Set exercise.
Reproduce every line of the rows below without any changes.

Records from a dataset:
# # # # # # #

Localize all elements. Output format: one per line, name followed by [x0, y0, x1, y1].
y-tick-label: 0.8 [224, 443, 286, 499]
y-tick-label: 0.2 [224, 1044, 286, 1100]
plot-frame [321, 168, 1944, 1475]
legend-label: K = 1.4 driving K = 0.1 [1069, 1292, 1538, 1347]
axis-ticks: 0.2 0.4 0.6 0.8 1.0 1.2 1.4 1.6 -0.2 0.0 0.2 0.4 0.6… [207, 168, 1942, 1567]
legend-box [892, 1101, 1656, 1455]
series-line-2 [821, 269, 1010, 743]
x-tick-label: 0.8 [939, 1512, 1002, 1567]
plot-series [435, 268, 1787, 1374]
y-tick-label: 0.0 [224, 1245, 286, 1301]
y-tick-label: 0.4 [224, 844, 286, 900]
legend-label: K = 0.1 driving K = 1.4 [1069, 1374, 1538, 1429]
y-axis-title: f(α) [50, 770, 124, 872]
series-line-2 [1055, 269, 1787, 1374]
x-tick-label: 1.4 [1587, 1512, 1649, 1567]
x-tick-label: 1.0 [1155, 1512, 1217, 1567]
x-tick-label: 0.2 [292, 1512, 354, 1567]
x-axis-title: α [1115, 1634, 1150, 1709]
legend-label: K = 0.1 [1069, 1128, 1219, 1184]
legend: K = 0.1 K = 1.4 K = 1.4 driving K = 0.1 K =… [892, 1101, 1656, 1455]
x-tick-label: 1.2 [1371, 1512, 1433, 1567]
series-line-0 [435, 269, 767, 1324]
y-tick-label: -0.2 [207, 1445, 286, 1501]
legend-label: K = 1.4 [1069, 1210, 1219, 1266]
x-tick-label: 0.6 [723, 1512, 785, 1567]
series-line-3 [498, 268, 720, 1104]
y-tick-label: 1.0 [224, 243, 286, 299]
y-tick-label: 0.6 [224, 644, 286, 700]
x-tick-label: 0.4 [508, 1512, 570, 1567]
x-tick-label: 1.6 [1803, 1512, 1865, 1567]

# # # # # # #

Result of the exercise.
Localize all elements. Output format: one per line, name followed by [x0, y0, x1, y1].
y-tick-label: 0.8 [224, 443, 286, 499]
y-tick-label: 0.2 [224, 1044, 286, 1100]
plot-frame [321, 168, 1944, 1475]
legend-label: K = 1.4 driving K = 0.1 [1069, 1292, 1538, 1347]
axis-ticks: 0.2 0.4 0.6 0.8 1.0 1.2 1.4 1.6 -0.2 0.0 0.2 0.4 0.6… [207, 168, 1942, 1567]
legend-box [892, 1101, 1656, 1455]
series-line-2 [821, 269, 1010, 743]
x-tick-label: 0.8 [939, 1512, 1002, 1567]
plot-series [435, 268, 1787, 1374]
y-tick-label: 0.0 [224, 1245, 286, 1301]
y-tick-label: 0.4 [224, 844, 286, 900]
legend-label: K = 0.1 driving K = 1.4 [1069, 1374, 1538, 1429]
y-axis-title: f(α) [50, 770, 124, 872]
series-line-2 [1055, 269, 1787, 1374]
x-tick-label: 1.4 [1587, 1512, 1649, 1567]
x-tick-label: 1.0 [1155, 1512, 1217, 1567]
x-tick-label: 0.2 [292, 1512, 354, 1567]
x-axis-title: α [1115, 1634, 1150, 1709]
legend-label: K = 0.1 [1069, 1128, 1219, 1184]
legend: K = 0.1 K = 1.4 K = 1.4 driving K = 0.1 K =… [892, 1101, 1656, 1455]
x-tick-label: 1.2 [1371, 1512, 1433, 1567]
series-line-0 [435, 269, 767, 1324]
y-tick-label: -0.2 [207, 1445, 286, 1501]
legend-label: K = 1.4 [1069, 1210, 1219, 1266]
x-tick-label: 0.6 [723, 1512, 785, 1567]
series-line-3 [498, 268, 720, 1104]
y-tick-label: 1.0 [224, 243, 286, 299]
y-tick-label: 0.6 [224, 644, 286, 700]
x-tick-label: 0.4 [508, 1512, 570, 1567]
x-tick-label: 1.6 [1803, 1512, 1865, 1567]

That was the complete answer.